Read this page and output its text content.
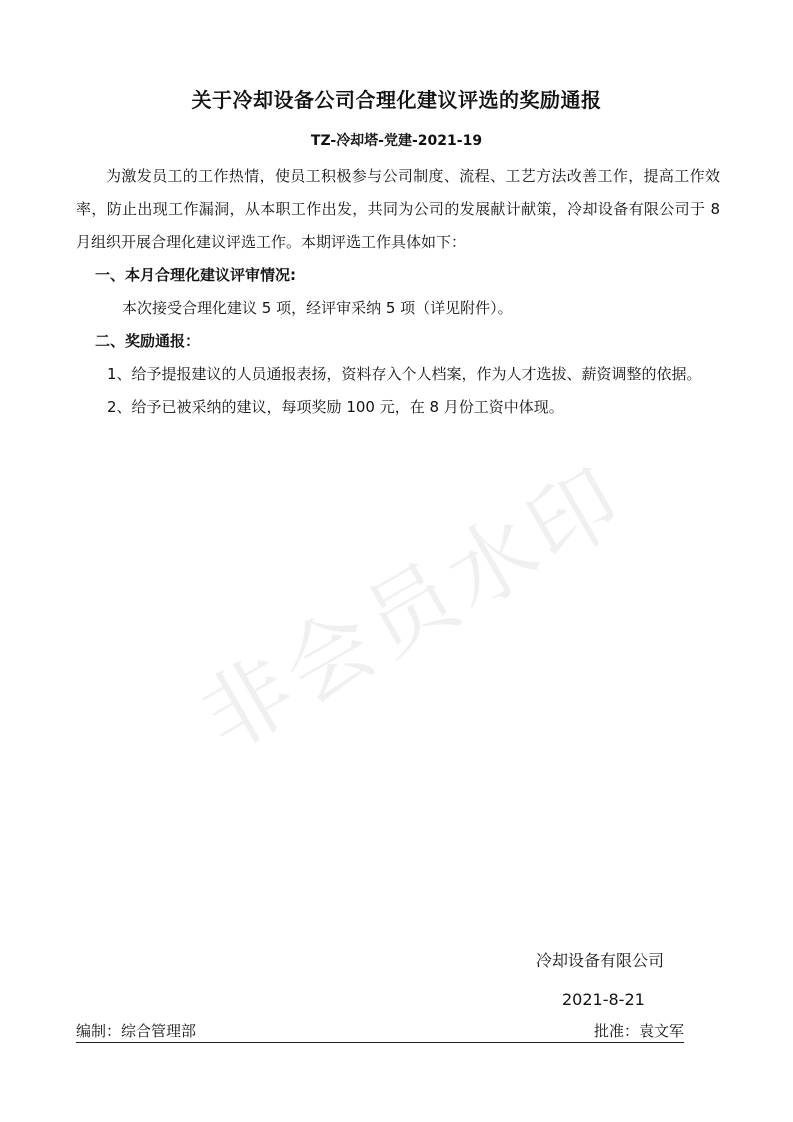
非会员水印
关于冷却设备公司合理化建议评选的奖励通报
TZ-冷却塔-党建-2021-19
为激发员工的工作热情，使员工积极参与公司制度、流程、工艺方法改善工作，提高工作效率，防止出现工作漏洞，从本职工作出发，共同为公司的发展献计献策，冷却设备有限公司于 8 月组织开展合理化建议评选工作。本期评选工作具体如下：
一、本月合理化建议评审情况:
本次接受合理化建议 5 项，经评审采纳 5 项（详见附件）。
二、奖励通报：
1、给予提报建议的人员通报表扬，资料存入个人档案，作为人才选拔、薪资调整的依据。
2、给予已被采纳的建议，每项奖励 100 元，在 8 月份工资中体现。
冷却设备有限公司
2021-8-21
编制：综合管理部	批准：袁文军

→ Directions:
Give every record again exactly, apart from the pictures, which stay out.

→ Full output:
Read this page and output its text content.
非会员水印
关于冷却设备公司合理化建议评选的奖励通报
TZ-冷却塔-党建-2021-19
为激发员工的工作热情，使员工积极参与公司制度、流程、工艺方法改善工作，提高工作效率，防止出现工作漏洞，从本职工作出发，共同为公司的发展献计献策，冷却设备有限公司于 8 月组织开展合理化建议评选工作。本期评选工作具体如下：
一、本月合理化建议评审情况:
本次接受合理化建议 5 项，经评审采纳 5 项（详见附件）。
二、奖励通报：
1、给予提报建议的人员通报表扬，资料存入个人档案，作为人才选拔、薪资调整的依据。
2、给予已被采纳的建议，每项奖励 100 元，在 8 月份工资中体现。
冷却设备有限公司
2021-8-21
编制：综合管理部	批准：袁文军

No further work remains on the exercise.